## WHAT YOU HAVE TO DO
Retype the passage on the early history of Pennsylvania Route 363 word for word, with no changes.

## SUPPLIED TEXT
**********
When Pennsylvania first legislated routes in 1911, present-day PA 363 was not given a number with the exception of the Ridge Pike portion, which was designated as part of Legislative Route 146. In 1928, PA 363 was designated to run between PA 23 in the Port Kennedy section of Upper Merion Township and PA 63 in Lansdale. The route headed north across the Schuylkill River near the present US 422 bridge, before heading north on Trooper Road and east on Egypt Road to an intersection with US 422 (Ridge Pike). PA 363 headed west concurrent with US 422 before heading north on Park Avenue and following its current alignment north to Lansdale. At this time, the route was paved between PA 23 and the north end of the US 422 concurrency. By 1930, PA 363 was rerouted to follow Trooper Road between Egypt Road and US 422. At this time, the entire length of the route was paved.
**********
## RECORD EXCERPTS
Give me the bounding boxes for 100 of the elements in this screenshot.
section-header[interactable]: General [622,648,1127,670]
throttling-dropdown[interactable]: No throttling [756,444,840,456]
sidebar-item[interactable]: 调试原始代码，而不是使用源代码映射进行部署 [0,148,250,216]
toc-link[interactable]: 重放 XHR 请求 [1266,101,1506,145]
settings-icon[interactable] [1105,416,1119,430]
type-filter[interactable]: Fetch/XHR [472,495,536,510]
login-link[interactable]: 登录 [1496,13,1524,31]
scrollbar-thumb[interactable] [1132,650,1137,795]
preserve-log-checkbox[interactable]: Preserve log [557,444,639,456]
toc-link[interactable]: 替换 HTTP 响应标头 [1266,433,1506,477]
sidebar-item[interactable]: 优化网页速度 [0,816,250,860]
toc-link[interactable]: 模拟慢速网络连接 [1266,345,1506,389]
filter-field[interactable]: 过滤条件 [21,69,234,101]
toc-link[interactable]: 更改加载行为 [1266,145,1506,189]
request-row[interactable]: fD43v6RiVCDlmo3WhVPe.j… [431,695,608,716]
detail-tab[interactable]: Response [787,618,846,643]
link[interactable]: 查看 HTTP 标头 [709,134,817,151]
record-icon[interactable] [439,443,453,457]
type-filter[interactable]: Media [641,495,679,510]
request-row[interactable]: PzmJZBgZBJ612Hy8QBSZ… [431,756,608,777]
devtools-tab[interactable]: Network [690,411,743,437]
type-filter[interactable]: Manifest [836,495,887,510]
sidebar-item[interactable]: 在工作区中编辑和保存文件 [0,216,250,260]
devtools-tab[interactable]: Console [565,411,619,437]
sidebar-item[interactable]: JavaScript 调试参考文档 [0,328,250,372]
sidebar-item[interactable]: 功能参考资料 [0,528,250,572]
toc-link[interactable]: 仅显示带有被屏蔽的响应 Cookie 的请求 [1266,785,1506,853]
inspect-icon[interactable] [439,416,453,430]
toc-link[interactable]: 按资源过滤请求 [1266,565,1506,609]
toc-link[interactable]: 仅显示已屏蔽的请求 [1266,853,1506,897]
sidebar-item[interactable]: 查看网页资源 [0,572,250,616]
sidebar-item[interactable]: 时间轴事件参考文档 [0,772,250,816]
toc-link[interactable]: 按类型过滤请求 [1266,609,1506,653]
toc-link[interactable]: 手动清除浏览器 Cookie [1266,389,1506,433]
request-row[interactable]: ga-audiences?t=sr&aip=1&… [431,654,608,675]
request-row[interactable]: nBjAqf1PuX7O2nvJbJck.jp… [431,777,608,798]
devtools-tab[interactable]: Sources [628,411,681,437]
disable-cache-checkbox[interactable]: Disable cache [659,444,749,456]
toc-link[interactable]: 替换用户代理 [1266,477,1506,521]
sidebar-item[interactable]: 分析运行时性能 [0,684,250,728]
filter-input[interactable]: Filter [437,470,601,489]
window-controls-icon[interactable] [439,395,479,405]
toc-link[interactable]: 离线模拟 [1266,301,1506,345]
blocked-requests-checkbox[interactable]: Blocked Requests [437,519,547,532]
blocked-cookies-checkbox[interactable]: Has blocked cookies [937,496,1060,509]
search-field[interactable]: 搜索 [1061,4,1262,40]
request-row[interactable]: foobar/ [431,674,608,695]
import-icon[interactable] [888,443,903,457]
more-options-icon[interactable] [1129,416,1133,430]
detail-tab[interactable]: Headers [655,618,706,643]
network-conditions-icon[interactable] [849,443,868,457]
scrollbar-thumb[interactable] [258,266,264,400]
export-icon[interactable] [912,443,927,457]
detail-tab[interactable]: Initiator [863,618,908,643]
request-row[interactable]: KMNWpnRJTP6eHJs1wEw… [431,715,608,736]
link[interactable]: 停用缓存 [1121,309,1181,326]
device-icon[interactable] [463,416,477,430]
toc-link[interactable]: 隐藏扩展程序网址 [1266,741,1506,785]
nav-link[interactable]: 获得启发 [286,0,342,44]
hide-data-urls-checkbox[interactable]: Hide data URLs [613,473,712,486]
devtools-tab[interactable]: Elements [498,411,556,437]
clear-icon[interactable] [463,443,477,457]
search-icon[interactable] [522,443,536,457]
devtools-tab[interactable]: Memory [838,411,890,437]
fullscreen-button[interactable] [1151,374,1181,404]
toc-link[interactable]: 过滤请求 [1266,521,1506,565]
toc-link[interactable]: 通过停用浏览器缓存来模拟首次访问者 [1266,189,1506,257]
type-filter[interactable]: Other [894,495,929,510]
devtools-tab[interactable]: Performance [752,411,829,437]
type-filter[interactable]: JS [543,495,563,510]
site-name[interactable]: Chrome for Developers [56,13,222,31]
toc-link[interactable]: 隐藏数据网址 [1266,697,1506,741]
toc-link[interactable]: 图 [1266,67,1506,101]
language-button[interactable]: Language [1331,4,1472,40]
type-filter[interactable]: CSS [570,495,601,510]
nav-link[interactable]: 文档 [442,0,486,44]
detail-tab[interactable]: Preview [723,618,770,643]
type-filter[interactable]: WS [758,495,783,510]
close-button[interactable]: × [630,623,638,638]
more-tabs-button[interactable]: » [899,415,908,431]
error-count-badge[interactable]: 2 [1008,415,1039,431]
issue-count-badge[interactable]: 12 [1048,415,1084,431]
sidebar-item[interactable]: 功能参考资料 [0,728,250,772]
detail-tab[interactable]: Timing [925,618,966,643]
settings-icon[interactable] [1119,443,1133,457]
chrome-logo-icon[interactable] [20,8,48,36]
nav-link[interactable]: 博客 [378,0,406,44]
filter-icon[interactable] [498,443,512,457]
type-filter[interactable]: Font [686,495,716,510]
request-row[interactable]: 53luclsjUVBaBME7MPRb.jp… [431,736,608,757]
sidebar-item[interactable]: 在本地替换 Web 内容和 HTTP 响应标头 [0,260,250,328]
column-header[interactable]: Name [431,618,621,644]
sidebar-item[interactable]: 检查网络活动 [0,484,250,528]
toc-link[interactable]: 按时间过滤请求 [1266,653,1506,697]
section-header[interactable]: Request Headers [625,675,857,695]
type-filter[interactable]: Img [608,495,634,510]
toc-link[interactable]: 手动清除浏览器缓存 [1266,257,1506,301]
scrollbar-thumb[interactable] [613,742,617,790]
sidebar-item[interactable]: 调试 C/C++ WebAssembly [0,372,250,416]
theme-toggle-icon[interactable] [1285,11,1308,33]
**********
## RESPONSE TO THIS EXERCISE
When Pennsylvania first legislated routes in 1911, present-day PA 363 was not given a number with the exception of the Ridge Pike portion, which was designated as part of Legislative Route 146. In 1928, PA 363 was designated to run between PA 23 in the Port Kennedy section of Upper Merion Township and PA 63 in Lansdale. The route headed north across the Schuylkill River near the present US 422 bridge, before heading north on Trooper Road and east on Egypt Road to an intersection with US 422 (Ridge Pike). PA 363 headed west concurrent with US 422 before heading north on Park Avenue and following its current alignment north to Lansdale. At this time, the route was paved between PA 23 and the north end of the US 422 concurrency. By 1930, PA 363 was rerouted to follow Trooper Road between Egypt Road and US 422. At this time, the entire length of the route was paved.